### Given entries

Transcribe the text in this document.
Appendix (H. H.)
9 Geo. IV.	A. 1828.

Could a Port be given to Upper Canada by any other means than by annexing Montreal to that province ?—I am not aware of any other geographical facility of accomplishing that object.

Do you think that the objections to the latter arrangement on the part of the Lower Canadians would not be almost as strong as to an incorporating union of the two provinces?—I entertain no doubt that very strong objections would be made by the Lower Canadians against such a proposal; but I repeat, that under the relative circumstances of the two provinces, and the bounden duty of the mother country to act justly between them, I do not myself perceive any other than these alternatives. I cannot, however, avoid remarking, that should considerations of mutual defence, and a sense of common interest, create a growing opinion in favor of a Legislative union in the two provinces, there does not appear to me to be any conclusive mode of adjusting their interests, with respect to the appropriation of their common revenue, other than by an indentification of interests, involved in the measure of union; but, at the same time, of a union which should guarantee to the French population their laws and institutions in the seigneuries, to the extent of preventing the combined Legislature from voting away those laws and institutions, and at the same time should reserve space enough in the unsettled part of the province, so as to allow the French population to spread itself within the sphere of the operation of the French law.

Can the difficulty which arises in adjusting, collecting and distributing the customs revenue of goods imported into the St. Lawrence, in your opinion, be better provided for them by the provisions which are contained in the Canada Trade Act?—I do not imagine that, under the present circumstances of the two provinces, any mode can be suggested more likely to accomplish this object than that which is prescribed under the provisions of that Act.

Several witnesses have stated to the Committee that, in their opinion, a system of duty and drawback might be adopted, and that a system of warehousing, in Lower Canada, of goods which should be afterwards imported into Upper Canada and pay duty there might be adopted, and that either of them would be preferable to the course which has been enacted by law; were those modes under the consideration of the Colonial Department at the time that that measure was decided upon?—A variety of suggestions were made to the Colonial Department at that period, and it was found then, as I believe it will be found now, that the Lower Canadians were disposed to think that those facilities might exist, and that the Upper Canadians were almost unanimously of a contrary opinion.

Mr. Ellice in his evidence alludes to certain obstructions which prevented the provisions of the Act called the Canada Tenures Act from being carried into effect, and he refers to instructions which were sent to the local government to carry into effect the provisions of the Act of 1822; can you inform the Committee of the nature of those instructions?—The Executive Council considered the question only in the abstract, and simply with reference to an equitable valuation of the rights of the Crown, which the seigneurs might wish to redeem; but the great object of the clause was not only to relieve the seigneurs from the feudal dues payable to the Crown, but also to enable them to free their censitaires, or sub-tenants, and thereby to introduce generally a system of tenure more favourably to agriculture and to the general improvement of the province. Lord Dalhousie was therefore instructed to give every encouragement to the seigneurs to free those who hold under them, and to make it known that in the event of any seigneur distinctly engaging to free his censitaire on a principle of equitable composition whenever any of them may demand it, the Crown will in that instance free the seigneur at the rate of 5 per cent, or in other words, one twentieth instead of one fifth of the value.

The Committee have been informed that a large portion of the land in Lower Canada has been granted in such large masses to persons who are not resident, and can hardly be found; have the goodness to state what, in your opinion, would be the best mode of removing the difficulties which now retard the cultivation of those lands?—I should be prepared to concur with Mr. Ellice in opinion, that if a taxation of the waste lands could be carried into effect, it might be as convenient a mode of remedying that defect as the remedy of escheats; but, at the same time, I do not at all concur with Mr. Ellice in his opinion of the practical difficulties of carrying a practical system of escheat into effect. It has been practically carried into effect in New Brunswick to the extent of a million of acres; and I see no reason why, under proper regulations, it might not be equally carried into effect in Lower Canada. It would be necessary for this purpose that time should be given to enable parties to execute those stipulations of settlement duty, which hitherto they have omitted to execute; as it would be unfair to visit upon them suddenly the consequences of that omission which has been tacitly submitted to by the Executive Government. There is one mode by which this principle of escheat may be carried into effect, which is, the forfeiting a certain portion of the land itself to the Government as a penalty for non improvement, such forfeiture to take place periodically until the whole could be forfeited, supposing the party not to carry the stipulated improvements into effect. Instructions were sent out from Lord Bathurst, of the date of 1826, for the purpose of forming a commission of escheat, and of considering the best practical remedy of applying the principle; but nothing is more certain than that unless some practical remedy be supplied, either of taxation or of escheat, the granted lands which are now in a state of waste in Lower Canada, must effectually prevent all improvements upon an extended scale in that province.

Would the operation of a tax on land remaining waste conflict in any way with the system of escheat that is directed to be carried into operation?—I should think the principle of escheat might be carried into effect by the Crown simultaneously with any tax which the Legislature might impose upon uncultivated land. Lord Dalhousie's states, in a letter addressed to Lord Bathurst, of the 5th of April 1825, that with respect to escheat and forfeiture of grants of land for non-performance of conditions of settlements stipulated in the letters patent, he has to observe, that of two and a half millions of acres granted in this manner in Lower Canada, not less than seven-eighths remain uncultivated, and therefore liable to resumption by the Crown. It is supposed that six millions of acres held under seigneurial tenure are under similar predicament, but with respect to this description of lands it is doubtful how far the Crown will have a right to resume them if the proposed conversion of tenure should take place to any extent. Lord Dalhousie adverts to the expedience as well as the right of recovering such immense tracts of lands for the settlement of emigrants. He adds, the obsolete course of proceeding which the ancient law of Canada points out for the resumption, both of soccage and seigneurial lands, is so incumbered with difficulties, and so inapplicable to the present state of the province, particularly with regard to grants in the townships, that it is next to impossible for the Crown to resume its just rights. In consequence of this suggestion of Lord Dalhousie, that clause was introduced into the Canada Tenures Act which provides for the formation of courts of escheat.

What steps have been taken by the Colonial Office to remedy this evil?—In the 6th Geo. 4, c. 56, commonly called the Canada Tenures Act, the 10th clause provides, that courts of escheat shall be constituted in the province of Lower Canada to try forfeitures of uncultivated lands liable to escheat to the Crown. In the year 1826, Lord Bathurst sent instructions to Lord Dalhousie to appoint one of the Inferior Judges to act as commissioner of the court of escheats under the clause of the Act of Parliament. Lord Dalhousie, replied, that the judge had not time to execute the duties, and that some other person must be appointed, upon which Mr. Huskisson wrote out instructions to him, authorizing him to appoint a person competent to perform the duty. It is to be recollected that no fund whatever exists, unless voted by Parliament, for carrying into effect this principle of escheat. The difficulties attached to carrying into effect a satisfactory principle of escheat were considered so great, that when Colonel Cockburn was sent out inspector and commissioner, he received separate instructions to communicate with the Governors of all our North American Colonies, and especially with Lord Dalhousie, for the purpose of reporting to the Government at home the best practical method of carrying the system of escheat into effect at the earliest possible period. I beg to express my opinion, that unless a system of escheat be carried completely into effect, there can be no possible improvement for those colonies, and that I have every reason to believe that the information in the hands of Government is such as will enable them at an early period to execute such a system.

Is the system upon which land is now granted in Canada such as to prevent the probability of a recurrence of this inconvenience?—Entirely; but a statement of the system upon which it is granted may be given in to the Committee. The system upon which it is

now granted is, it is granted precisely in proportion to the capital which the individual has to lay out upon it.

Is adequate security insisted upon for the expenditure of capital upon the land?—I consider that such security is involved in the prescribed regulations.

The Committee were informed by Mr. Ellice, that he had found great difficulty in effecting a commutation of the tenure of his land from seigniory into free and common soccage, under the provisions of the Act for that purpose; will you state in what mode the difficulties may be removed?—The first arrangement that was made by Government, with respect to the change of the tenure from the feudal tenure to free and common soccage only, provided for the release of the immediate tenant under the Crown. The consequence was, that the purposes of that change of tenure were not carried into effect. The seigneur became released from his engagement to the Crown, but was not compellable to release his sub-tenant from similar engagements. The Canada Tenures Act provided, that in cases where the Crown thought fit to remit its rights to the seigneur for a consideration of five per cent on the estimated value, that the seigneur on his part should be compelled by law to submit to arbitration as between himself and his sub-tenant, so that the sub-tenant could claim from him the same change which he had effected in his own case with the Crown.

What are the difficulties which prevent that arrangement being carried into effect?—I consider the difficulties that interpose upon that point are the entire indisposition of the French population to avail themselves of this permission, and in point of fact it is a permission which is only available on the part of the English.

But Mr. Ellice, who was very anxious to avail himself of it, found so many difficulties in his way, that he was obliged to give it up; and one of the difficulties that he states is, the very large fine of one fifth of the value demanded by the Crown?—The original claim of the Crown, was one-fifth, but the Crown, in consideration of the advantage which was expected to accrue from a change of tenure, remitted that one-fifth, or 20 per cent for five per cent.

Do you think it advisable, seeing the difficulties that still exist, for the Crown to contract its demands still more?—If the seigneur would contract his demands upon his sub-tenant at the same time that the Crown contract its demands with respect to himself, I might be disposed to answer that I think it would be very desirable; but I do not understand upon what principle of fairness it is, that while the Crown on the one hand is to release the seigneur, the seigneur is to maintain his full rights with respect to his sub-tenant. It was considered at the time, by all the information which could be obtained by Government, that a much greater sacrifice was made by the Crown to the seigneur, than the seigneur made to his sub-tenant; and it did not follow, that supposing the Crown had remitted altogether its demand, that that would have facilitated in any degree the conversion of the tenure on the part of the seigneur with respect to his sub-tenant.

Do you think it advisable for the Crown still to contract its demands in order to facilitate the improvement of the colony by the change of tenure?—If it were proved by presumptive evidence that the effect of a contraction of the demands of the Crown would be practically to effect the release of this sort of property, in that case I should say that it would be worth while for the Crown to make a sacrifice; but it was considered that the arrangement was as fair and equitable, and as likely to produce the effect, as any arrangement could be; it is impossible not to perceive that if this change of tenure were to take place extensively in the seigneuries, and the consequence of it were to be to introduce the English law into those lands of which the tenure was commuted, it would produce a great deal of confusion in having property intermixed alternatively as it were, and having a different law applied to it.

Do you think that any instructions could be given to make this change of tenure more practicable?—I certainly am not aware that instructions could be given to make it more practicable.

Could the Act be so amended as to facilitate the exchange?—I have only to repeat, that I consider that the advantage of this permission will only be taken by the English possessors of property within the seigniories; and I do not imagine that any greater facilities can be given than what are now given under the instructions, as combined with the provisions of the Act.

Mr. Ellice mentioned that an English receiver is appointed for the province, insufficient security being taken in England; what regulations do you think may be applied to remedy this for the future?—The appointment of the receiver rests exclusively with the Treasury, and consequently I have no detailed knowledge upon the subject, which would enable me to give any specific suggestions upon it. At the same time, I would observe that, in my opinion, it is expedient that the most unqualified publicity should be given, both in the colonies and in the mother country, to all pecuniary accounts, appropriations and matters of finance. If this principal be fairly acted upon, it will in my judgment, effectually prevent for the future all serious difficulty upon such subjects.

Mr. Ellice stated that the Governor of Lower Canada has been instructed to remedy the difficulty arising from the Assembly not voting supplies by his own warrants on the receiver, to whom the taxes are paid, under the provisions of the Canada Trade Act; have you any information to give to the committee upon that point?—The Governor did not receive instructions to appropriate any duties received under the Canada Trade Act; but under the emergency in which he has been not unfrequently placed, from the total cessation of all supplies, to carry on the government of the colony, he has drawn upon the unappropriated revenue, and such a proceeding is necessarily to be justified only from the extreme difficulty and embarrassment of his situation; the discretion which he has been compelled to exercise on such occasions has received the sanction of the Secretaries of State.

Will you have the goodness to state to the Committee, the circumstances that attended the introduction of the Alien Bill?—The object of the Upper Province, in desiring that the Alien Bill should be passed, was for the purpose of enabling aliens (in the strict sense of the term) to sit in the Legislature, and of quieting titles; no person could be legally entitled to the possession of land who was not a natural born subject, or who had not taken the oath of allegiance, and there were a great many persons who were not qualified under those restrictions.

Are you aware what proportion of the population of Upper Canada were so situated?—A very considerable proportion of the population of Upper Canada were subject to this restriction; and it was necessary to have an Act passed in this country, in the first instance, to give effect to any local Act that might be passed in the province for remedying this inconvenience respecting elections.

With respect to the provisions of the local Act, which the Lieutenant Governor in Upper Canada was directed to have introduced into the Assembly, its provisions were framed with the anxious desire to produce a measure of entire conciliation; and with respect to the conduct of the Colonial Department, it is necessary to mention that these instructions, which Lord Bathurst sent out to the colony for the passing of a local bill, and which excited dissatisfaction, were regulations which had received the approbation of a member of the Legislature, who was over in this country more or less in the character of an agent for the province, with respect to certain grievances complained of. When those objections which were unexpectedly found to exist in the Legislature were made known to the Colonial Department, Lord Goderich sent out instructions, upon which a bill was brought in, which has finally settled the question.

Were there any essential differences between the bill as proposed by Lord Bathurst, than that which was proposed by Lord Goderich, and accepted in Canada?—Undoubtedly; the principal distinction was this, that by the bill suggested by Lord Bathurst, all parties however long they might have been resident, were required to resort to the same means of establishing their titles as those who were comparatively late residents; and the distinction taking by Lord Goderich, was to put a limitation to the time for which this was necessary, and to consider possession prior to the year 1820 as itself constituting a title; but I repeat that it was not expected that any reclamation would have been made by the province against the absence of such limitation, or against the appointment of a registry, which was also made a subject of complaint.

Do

######
### Given entries

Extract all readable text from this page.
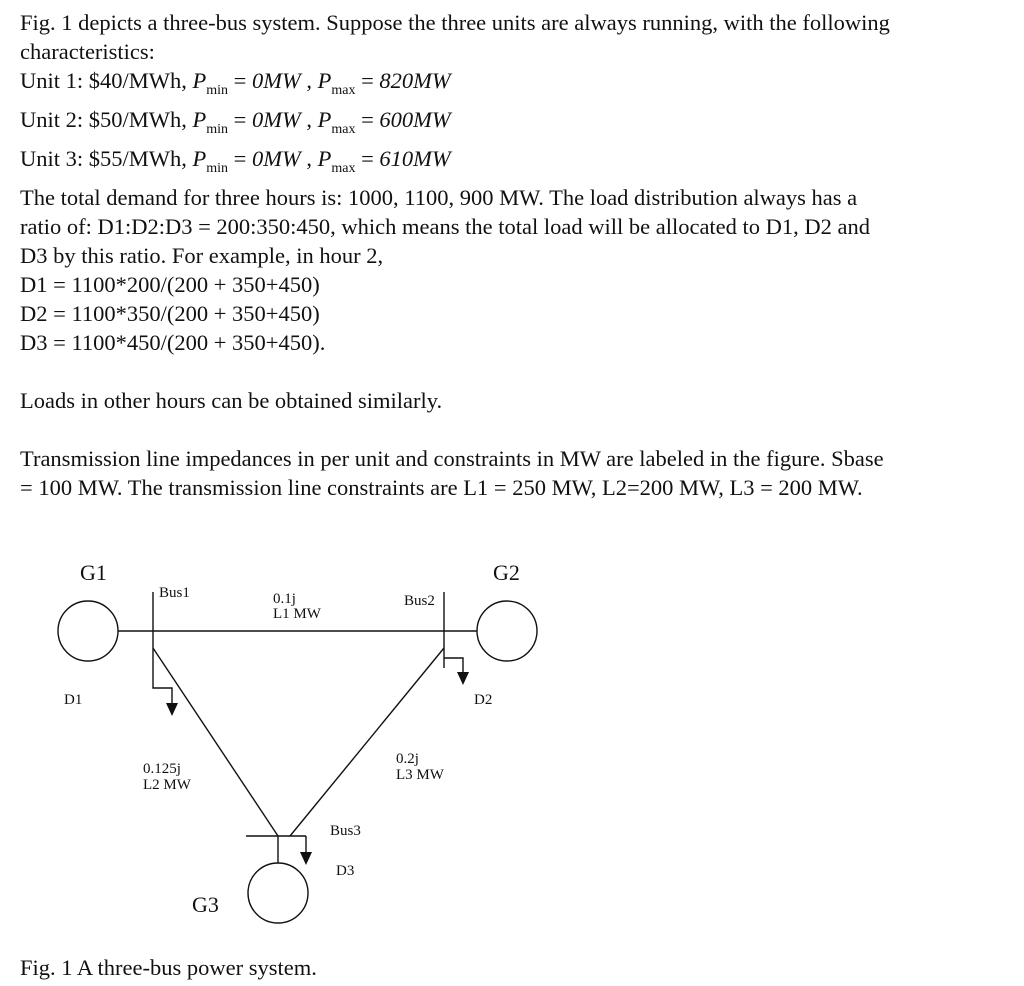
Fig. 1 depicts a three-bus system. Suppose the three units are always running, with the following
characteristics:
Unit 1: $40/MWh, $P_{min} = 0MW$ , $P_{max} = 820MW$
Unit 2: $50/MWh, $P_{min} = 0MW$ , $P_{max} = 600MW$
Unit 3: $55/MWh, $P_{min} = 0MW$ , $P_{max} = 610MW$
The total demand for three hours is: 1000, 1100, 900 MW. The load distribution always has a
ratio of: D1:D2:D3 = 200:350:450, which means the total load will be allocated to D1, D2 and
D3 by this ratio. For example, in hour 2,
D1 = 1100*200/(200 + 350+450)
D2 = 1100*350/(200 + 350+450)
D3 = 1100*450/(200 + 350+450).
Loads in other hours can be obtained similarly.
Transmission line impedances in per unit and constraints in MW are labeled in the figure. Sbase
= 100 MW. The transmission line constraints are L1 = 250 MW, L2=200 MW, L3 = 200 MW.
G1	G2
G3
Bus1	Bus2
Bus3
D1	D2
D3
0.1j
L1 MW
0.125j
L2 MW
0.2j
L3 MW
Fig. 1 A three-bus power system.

######

> **Written exercise**
Look over the records above and copy each line that includes the string "three".

> **Written answer**
Fig. 1 depicts a three-bus system. Suppose the three units are always running, with the following
The total demand for three hours is: 1000, 1100, 900 MW. The load distribution always has a
Fig. 1 A three-bus power system.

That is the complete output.